# start of Dataset rows
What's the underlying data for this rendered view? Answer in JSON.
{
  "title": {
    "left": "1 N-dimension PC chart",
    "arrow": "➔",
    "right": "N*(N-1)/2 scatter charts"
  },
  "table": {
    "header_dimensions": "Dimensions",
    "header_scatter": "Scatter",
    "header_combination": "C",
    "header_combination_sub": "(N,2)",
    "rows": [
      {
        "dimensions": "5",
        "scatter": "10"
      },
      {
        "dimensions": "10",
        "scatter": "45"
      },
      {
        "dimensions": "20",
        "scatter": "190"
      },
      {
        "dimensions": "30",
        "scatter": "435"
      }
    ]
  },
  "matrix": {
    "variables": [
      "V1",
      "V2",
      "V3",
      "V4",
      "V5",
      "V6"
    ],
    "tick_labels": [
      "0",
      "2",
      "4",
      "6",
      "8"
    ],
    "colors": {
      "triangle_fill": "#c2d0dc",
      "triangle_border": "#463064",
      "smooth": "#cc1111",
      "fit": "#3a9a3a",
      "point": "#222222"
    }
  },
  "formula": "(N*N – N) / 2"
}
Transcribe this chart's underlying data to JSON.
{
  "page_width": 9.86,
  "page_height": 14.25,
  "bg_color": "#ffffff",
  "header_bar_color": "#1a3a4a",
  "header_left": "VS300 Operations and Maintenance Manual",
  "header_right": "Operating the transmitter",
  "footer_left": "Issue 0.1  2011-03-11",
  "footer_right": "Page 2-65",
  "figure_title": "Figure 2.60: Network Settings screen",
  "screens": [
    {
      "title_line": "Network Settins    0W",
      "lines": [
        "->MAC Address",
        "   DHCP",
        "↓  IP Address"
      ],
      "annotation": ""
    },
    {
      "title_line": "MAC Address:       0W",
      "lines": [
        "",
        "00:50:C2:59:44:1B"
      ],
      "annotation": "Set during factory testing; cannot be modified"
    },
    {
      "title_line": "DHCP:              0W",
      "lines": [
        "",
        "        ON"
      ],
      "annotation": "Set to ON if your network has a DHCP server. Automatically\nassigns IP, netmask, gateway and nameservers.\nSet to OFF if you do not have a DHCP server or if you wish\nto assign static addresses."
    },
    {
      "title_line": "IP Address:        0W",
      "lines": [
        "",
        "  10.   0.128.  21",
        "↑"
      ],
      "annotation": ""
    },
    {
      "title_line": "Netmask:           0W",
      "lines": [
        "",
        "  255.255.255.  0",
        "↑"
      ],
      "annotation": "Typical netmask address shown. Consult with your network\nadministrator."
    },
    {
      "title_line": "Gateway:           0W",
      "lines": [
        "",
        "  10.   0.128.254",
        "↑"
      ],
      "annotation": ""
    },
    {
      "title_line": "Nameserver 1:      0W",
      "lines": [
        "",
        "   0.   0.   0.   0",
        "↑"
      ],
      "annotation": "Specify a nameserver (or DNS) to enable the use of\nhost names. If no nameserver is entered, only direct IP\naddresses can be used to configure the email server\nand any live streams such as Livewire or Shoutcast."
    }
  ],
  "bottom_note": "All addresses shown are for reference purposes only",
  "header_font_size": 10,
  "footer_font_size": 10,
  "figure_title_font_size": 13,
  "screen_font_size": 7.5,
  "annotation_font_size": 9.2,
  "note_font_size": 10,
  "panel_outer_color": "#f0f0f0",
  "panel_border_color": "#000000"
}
# end of Dataset rows
§ **Task brief**: Each record above must be given again exactly.

§ **Solution to the problem**:
What's the underlying data for this rendered view? Answer in JSON.
{
  "title": {
    "left": "1 N-dimension PC chart",
    "arrow": "➔",
    "right": "N*(N-1)/2 scatter charts"
  },
  "table": {
    "header_dimensions": "Dimensions",
    "header_scatter": "Scatter",
    "header_combination": "C",
    "header_combination_sub": "(N,2)",
    "rows": [
      {
        "dimensions": "5",
        "scatter": "10"
      },
      {
        "dimensions": "10",
        "scatter": "45"
      },
      {
        "dimensions": "20",
        "scatter": "190"
      },
      {
        "dimensions": "30",
        "scatter": "435"
      }
    ]
  },
  "matrix": {
    "variables": [
      "V1",
      "V2",
      "V3",
      "V4",
      "V5",
      "V6"
    ],
    "tick_labels": [
      "0",
      "2",
      "4",
      "6",
      "8"
    ],
    "colors": {
      "triangle_fill": "#c2d0dc",
      "triangle_border": "#463064",
      "smooth": "#cc1111",
      "fit": "#3a9a3a",
      "point": "#222222"
    }
  },
  "formula": "(N*N – N) / 2"
}
Transcribe this chart's underlying data to JSON.
{
  "page_width": 9.86,
  "page_height": 14.25,
  "bg_color": "#ffffff",
  "header_bar_color": "#1a3a4a",
  "header_left": "VS300 Operations and Maintenance Manual",
  "header_right": "Operating the transmitter",
  "footer_left": "Issue 0.1  2011-03-11",
  "footer_right": "Page 2-65",
  "figure_title": "Figure 2.60: Network Settings screen",
  "screens": [
    {
      "title_line": "Network Settins    0W",
      "lines": [
        "->MAC Address",
        "   DHCP",
        "↓  IP Address"
      ],
      "annotation": ""
    },
    {
      "title_line": "MAC Address:       0W",
      "lines": [
        "",
        "00:50:C2:59:44:1B"
      ],
      "annotation": "Set during factory testing; cannot be modified"
    },
    {
      "title_line": "DHCP:              0W",
      "lines": [
        "",
        "        ON"
      ],
      "annotation": "Set to ON if your network has a DHCP server. Automatically\nassigns IP, netmask, gateway and nameservers.\nSet to OFF if you do not have a DHCP server or if you wish\nto assign static addresses."
    },
    {
      "title_line": "IP Address:        0W",
      "lines": [
        "",
        "  10.   0.128.  21",
        "↑"
      ],
      "annotation": ""
    },
    {
      "title_line": "Netmask:           0W",
      "lines": [
        "",
        "  255.255.255.  0",
        "↑"
      ],
      "annotation": "Typical netmask address shown. Consult with your network\nadministrator."
    },
    {
      "title_line": "Gateway:           0W",
      "lines": [
        "",
        "  10.   0.128.254",
        "↑"
      ],
      "annotation": ""
    },
    {
      "title_line": "Nameserver 1:      0W",
      "lines": [
        "",
        "   0.   0.   0.   0",
        "↑"
      ],
      "annotation": "Specify a nameserver (or DNS) to enable the use of\nhost names. If no nameserver is entered, only direct IP\naddresses can be used to configure the email server\nand any live streams such as Livewire or Shoutcast."
    }
  ],
  "bottom_note": "All addresses shown are for reference purposes only",
  "header_font_size": 10,
  "footer_font_size": 10,
  "figure_title_font_size": 13,
  "screen_font_size": 7.5,
  "annotation_font_size": 9.2,
  "note_font_size": 10,
  "panel_outer_color": "#f0f0f0",
  "panel_border_color": "#000000"
}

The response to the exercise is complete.